PASSAGE TO READ:
------------------------

There’s also the teams in and around them in the race for fourth to consider too.
Think West Ham: playing with confidence, freedom, and with little to lose as that emotional farewell to the Boleyn draws ever closer.
And Liverpool: inconsistent, perhaps, but arguably showing now that Jurgen Klopp is getting them playing his way and finding ways to get results. Can we really rule them out of the top-four equation just yet? Their Europa League foes remain one winnable match in hand away from drawing level on points with their rivals….
Momentum is very much key at this stage of the season, and with the ascendancy lying with their opponents, it’ll be interesting to see how their confidence has been affected, if at all, in coming matches.
But I do think Van Gaal will be left to look back on this one defeat to West Brom as the result that pains United, and ultimately costs the club, the most.
Leicester’s run-in not as easy as it seems
Leicester deserve all the praise they’ve had this season, and no-one would be happier than me to see them lift the Premier League title in May. As a supporter of a club who once dined at the king’s table but now linger shamelessly at the back of restaurants begging for scraps, Leicester’s rise this season has given fans of all Average Joe football clubs everywhere the gift of ‘hope’. Bottom last season, five points clear at the top this, Leicester’s surge to the brink of greatness and the hope they have provided all is probably the biggest thing they have bestowed upon the game this season.
The gritty win at Watford has put them in a great position, and with just nine games left, it’s certainly theirs to lose now. And with matches against sides in the wrong half of the table, such as Newcastle, Crystal Palace, Sunderland, Swansea and Everton, the Foxes will find themselves in the unusual position of being ‘strong favourites’.
That, of course, brings with it a new kind of pressure – how will they cope when facing sides who’ll likely pack players behind the ball and ask Leicester to break them down? So many of their wins this season have come from hitting sides on the break and by exposing the pockets of space the more attack-minded sides have left behind them.

------------------------

WORK TO BE COMPLETED:
Please write out the part of the Premier League passage starting at "There’s also the" and ending at "draws ever closer.", word for word. The listing below plays no part in this.

------------------------

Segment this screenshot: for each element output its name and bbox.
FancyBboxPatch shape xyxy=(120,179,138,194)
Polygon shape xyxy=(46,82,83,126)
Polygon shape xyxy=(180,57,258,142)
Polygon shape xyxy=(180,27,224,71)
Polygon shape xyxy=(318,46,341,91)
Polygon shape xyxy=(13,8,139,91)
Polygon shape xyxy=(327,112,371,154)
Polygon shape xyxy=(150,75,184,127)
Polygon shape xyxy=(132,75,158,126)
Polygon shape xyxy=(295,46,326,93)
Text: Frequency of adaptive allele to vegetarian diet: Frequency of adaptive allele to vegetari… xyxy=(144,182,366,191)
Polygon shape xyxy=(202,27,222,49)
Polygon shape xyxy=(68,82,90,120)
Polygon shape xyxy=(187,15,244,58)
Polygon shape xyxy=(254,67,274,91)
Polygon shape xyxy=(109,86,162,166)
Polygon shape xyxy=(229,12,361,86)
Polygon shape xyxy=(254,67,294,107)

------------------------

REPLY TO THE EXERCISE:
There’s also the teams in and around them in the race for fourth to consider too.
Think West Ham: playing with confidence, freedom, and with little to lose as that emotional farewell to the Boleyn draws ever closer.